## REQUIREMENT
Here are records with pictures in them. Copy all of them exactly and leave the pictures out.

(Items from a dataset)
+===+

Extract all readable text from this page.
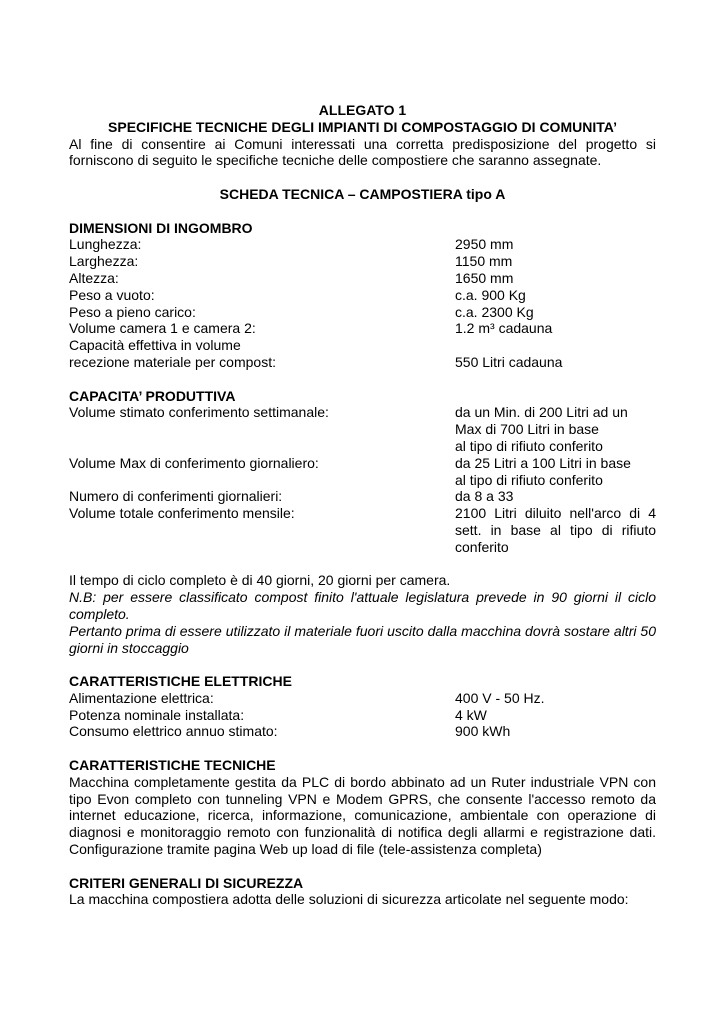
ALLEGATO 1
SPECIFICHE TECNICHE DEGLI IMPIANTI DI COMPOSTAGGIO DI COMUNITA’
Al fine di consentire ai Comuni interessati una corretta predisposizione del progetto si forniscono di seguito le specifiche tecniche delle compostiere che saranno assegnate.
SCHEDA TECNICA – CAMPOSTIERA tipo A
DIMENSIONI DI INGOMBRO
Lunghezza:	2950 mm
Larghezza:	1150 mm
Altezza:	1650 mm
Peso a vuoto:	c.a. 900 Kg
Peso a pieno carico:	c.a. 2300 Kg
Volume camera 1 e camera 2:	1.2 m³ cadauna
Capacità effettiva in volume
recezione materiale per compost:	550 Litri cadauna
CAPACITA’ PRODUTTIVA
Volume stimato conferimento settimanale:	da un Min. di 200 Litri ad un
Max di 700 Litri in base
al tipo di rifiuto conferito
Volume Max di conferimento giornaliero:	da 25 Litri a 100 Litri in base
al tipo di rifiuto conferito
Numero di conferimenti giornalieri:	da 8 a 33
Volume totale conferimento mensile:	2100 Litri diluito nell'arco di 4
sett. in base al tipo di rifiuto
conferito
Il tempo di ciclo completo è di 40 giorni, 20 giorni per camera.
N.B: per essere classificato compost finito l'attuale legislatura prevede in 90 giorni il ciclo completo.
Pertanto prima di essere utilizzato il materiale fuori uscito dalla macchina dovrà sostare altri 50 giorni in stoccaggio
CARATTERISTICHE ELETTRICHE
Alimentazione elettrica:	400 V - 50 Hz.
Potenza nominale installata:	4 kW
Consumo elettrico annuo stimato:	900 kWh
CARATTERISTICHE TECNICHE
Macchina completamente gestita da PLC di bordo abbinato ad un Ruter industriale VPN con tipo Evon completo con tunneling VPN e Modem GPRS, che consente l'accesso remoto da internet educazione, ricerca, informazione, comunicazione, ambientale con operazione di diagnosi e monitoraggio remoto con funzionalità di notifica degli allarmi e registrazione dati. Configurazione tramite pagina Web up load di file (tele-assistenza completa)
CRITERI GENERALI DI SICUREZZA
La macchina compostiera adotta delle soluzioni di sicurezza articolate nel seguente modo:
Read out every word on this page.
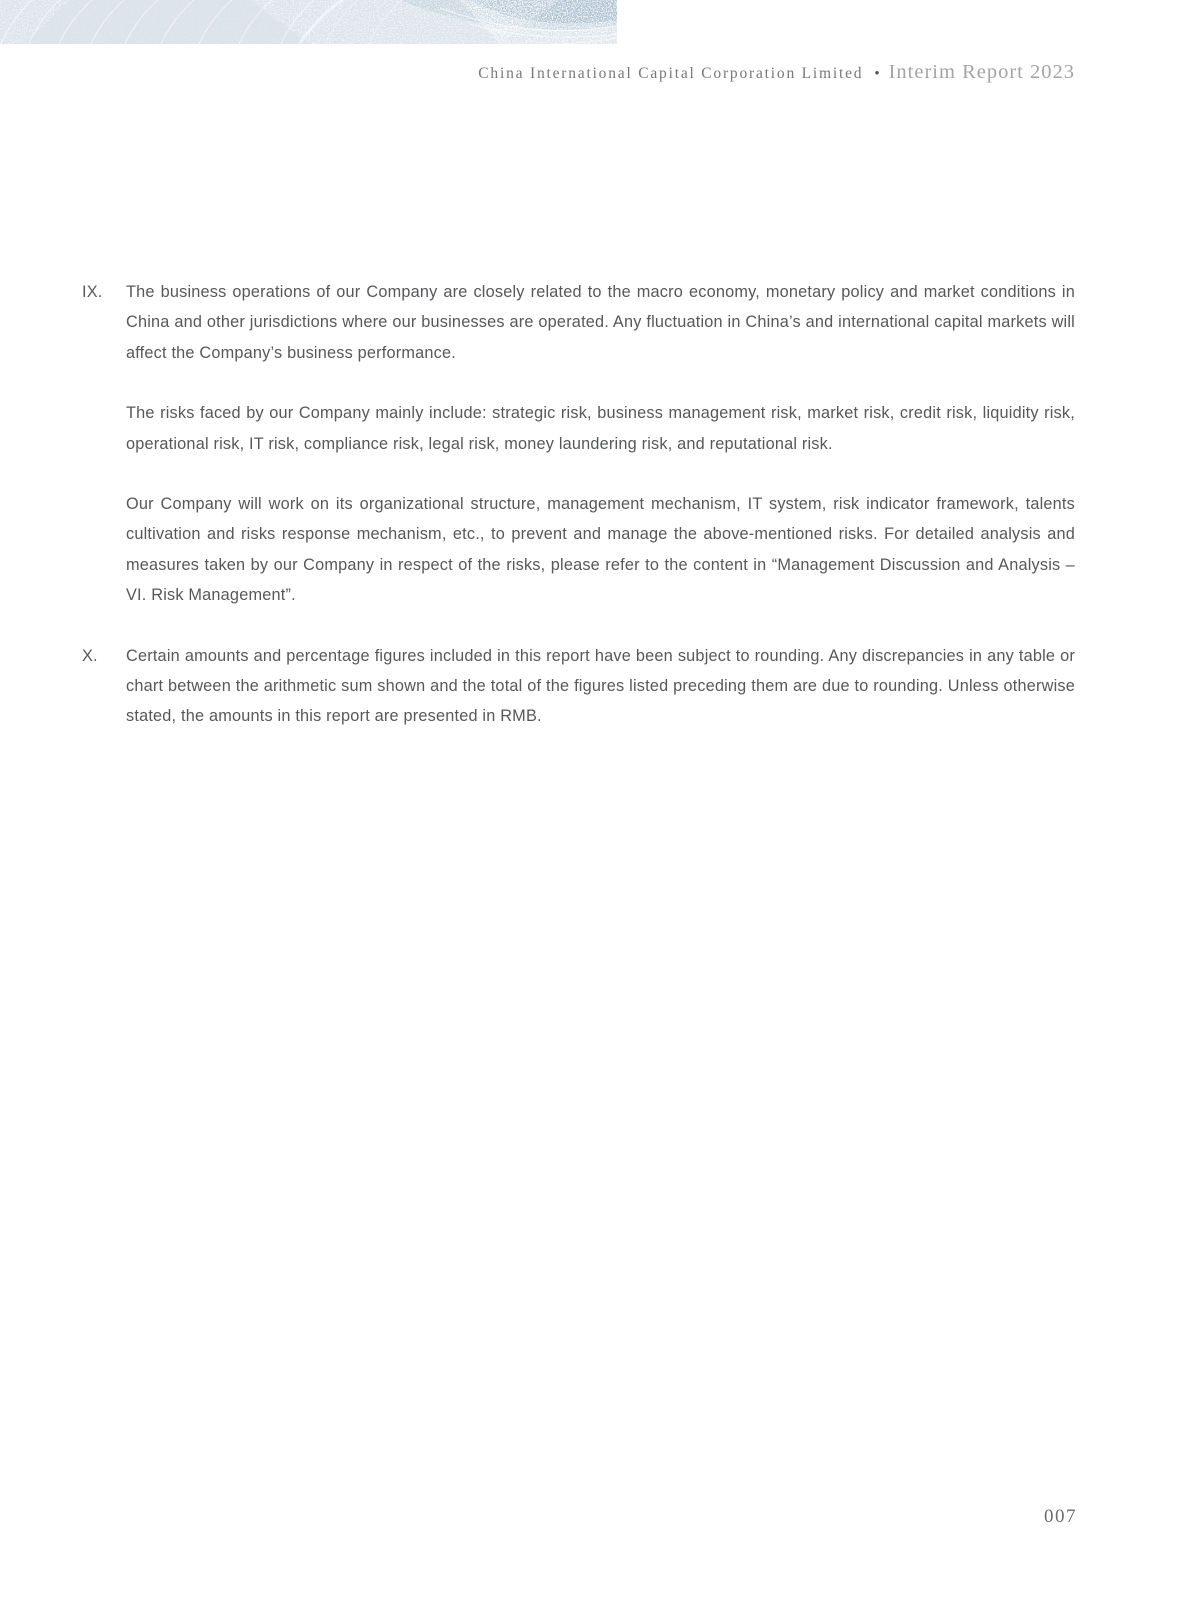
China International Capital Corporation Limited • Interim Report 2023
IX.	The business operations of our Company are closely related to the macro economy, monetary policy and market conditions in China and other jurisdictions where our businesses are operated. Any fluctuation in China’s and international capital markets will affect the Company’s business performance.

The risks faced by our Company mainly include: strategic risk, business management risk, market risk, credit risk, liquidity risk, operational risk, IT risk, compliance risk, legal risk, money laundering risk, and reputational risk.

Our Company will work on its organizational structure, management mechanism, IT system, risk indicator framework, talents cultivation and risks response mechanism, etc., to prevent and manage the above-mentioned risks. For detailed analysis and measures taken by our Company in respect of the risks, please refer to the content in “Management Discussion and Analysis – VI. Risk Management”.

X.	Certain amounts and percentage figures included in this report have been subject to rounding. Any discrepancies in any table or chart between the arithmetic sum shown and the total of the figures listed preceding them are due to rounding. Unless otherwise stated, the amounts in this report are presented in RMB.

007
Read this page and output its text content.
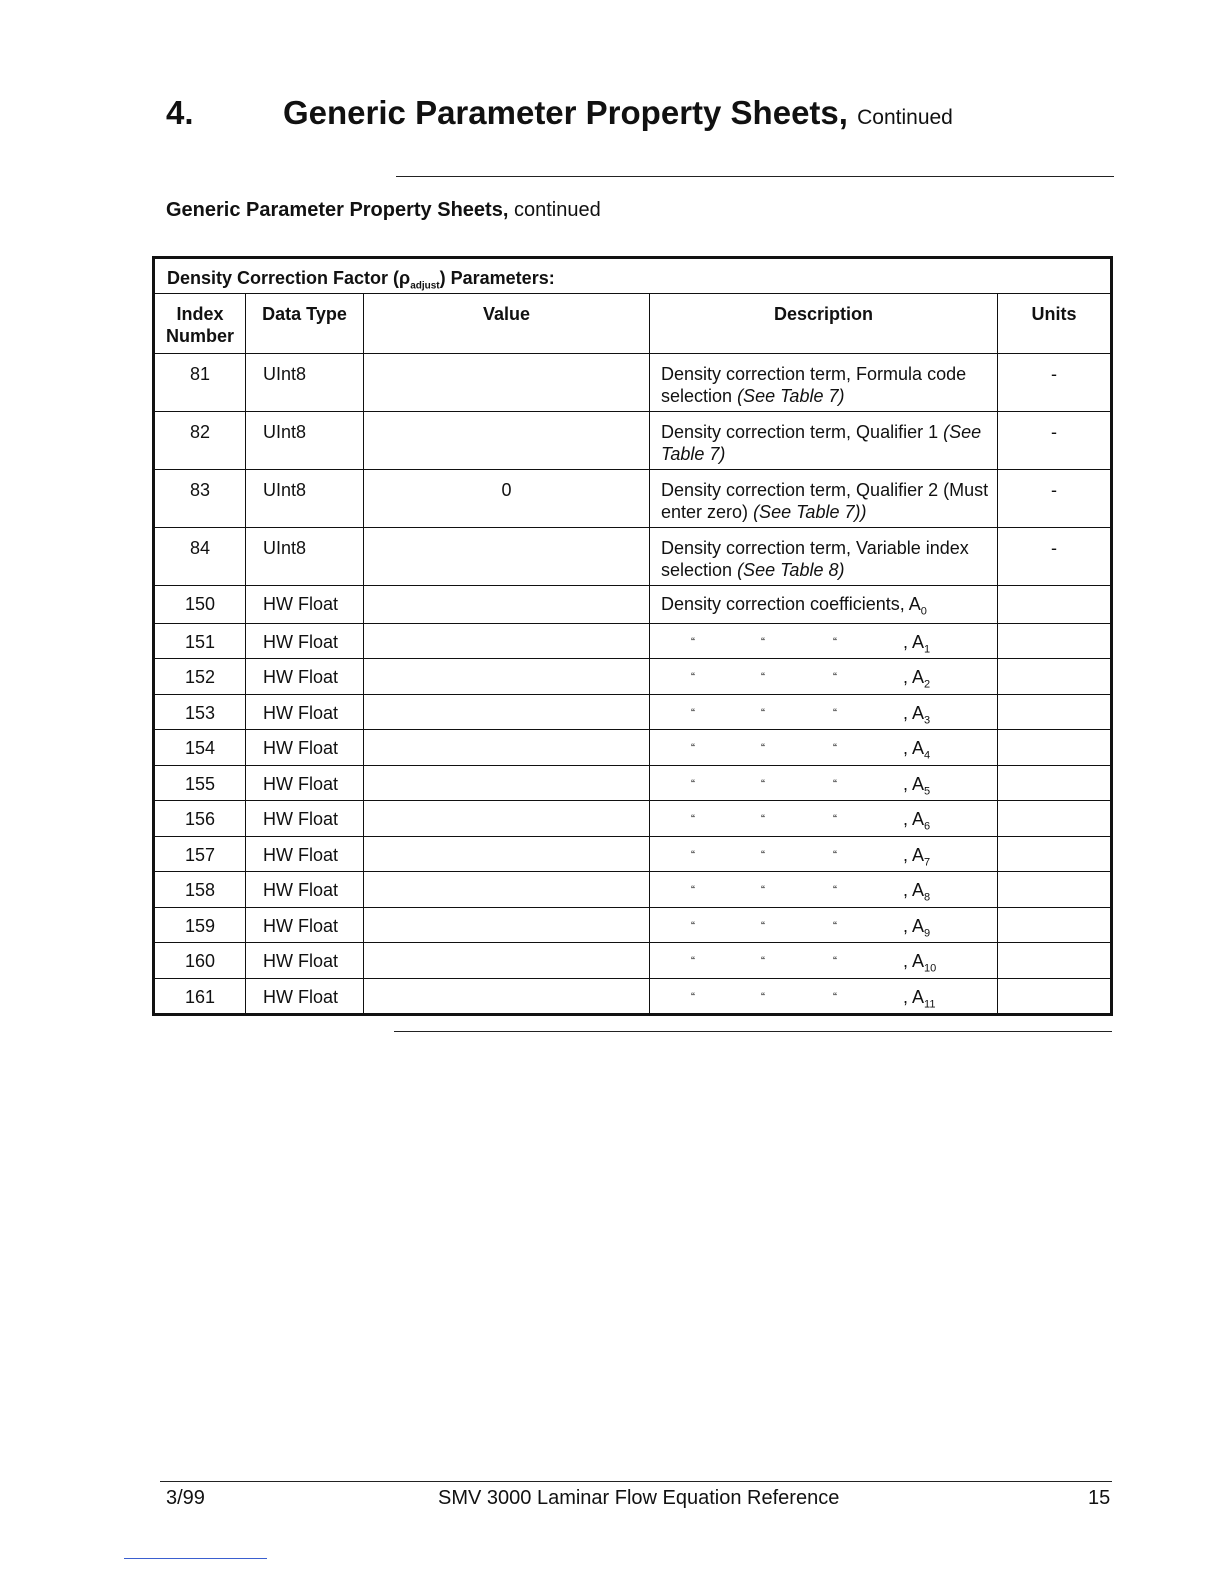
4.	Generic Parameter Property Sheets, Continued
Generic Parameter Property Sheets, continued
Density Correction Factor $(\rho_{adjust})$ Parameters:				
Index Number	Data Type	Value	Description	Units
81	UInt8		Density correction term, Formula code selection (See Table 7)	-
82	UInt8		Density correction term, Qualifier 1 (See Table 7)	-
83	UInt8	0	Density correction term, Qualifier 2 (Must enter zero) (See Table 7))	-
84	UInt8		Density correction term, Variable index selection (See Table 8)	-
150	HW Float		Density correction coefficients, $A_0$	
151	HW Float		“ “ “ , $A_1$

152	HW Float		“ “ “ , $A_2$

153	HW Float		“ “ “ , $A_3$

154	HW Float		“ “ “ , $A_4$

155	HW Float		“ “ “ , $A_5$

156	HW Float		“ “ “ , $A_6$

157	HW Float		“ “ “ , $A_7$

158	HW Float		“ “ “ , $A_8$

159	HW Float		“ “ “ , $A_9$

160	HW Float		“ “ “ , $A_{10}$

161	HW Float		“ “ “ , $A_{11}$

3/99	SMV 3000 Laminar Flow Equation Reference	15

+===+

## RESPONSE TO THE EXERCISE
Extract all readable text from this page.
ALLEGATO 1
SPECIFICHE TECNICHE DEGLI IMPIANTI DI COMPOSTAGGIO DI COMUNITA’
Al fine di consentire ai Comuni interessati una corretta predisposizione del progetto si forniscono di seguito le specifiche tecniche delle compostiere che saranno assegnate.
SCHEDA TECNICA – CAMPOSTIERA tipo A
DIMENSIONI DI INGOMBRO
Lunghezza:	2950 mm
Larghezza:	1150 mm
Altezza:	1650 mm
Peso a vuoto:	c.a. 900 Kg
Peso a pieno carico:	c.a. 2300 Kg
Volume camera 1 e camera 2:	1.2 m³ cadauna
Capacità effettiva in volume
recezione materiale per compost:	550 Litri cadauna
CAPACITA’ PRODUTTIVA
Volume stimato conferimento settimanale:	da un Min. di 200 Litri ad un
Max di 700 Litri in base
al tipo di rifiuto conferito
Volume Max di conferimento giornaliero:	da 25 Litri a 100 Litri in base
al tipo di rifiuto conferito
Numero di conferimenti giornalieri:	da 8 a 33
Volume totale conferimento mensile:	2100 Litri diluito nell'arco di 4
sett. in base al tipo di rifiuto
conferito
Il tempo di ciclo completo è di 40 giorni, 20 giorni per camera.
N.B: per essere classificato compost finito l'attuale legislatura prevede in 90 giorni il ciclo completo.
Pertanto prima di essere utilizzato il materiale fuori uscito dalla macchina dovrà sostare altri 50 giorni in stoccaggio
CARATTERISTICHE ELETTRICHE
Alimentazione elettrica:	400 V - 50 Hz.
Potenza nominale installata:	4 kW
Consumo elettrico annuo stimato:	900 kWh
CARATTERISTICHE TECNICHE
Macchina completamente gestita da PLC di bordo abbinato ad un Ruter industriale VPN con tipo Evon completo con tunneling VPN e Modem GPRS, che consente l'accesso remoto da internet educazione, ricerca, informazione, comunicazione, ambientale con operazione di diagnosi e monitoraggio remoto con funzionalità di notifica degli allarmi e registrazione dati. Configurazione tramite pagina Web up load di file (tele-assistenza completa)
CRITERI GENERALI DI SICUREZZA
La macchina compostiera adotta delle soluzioni di sicurezza articolate nel seguente modo:
Read out every word on this page.
China International Capital Corporation Limited • Interim Report 2023
IX.	The business operations of our Company are closely related to the macro economy, monetary policy and market conditions in China and other jurisdictions where our businesses are operated. Any fluctuation in China’s and international capital markets will affect the Company’s business performance.

The risks faced by our Company mainly include: strategic risk, business management risk, market risk, credit risk, liquidity risk, operational risk, IT risk, compliance risk, legal risk, money laundering risk, and reputational risk.

Our Company will work on its organizational structure, management mechanism, IT system, risk indicator framework, talents cultivation and risks response mechanism, etc., to prevent and manage the above-mentioned risks. For detailed analysis and measures taken by our Company in respect of the risks, please refer to the content in “Management Discussion and Analysis – VI. Risk Management”.

X.	Certain amounts and percentage figures included in this report have been subject to rounding. Any discrepancies in any table or chart between the arithmetic sum shown and the total of the figures listed preceding them are due to rounding. Unless otherwise stated, the amounts in this report are presented in RMB.

007
Read this page and output its text content.
4.	Generic Parameter Property Sheets, Continued
Generic Parameter Property Sheets, continued
Density Correction Factor $(\rho_{adjust})$ Parameters:				
Index Number	Data Type	Value	Description	Units
81	UInt8		Density correction term, Formula code selection (See Table 7)	-
82	UInt8		Density correction term, Qualifier 1 (See Table 7)	-
83	UInt8	0	Density correction term, Qualifier 2 (Must enter zero) (See Table 7))	-
84	UInt8		Density correction term, Variable index selection (See Table 8)	-
150	HW Float		Density correction coefficients, $A_0$	
151	HW Float		“ “ “ , $A_1$

152	HW Float		“ “ “ , $A_2$

153	HW Float		“ “ “ , $A_3$

154	HW Float		“ “ “ , $A_4$

155	HW Float		“ “ “ , $A_5$

156	HW Float		“ “ “ , $A_6$

157	HW Float		“ “ “ , $A_7$

158	HW Float		“ “ “ , $A_8$

159	HW Float		“ “ “ , $A_9$

160	HW Float		“ “ “ , $A_{10}$

161	HW Float		“ “ “ , $A_{11}$

3/99	SMV 3000 Laminar Flow Equation Reference	15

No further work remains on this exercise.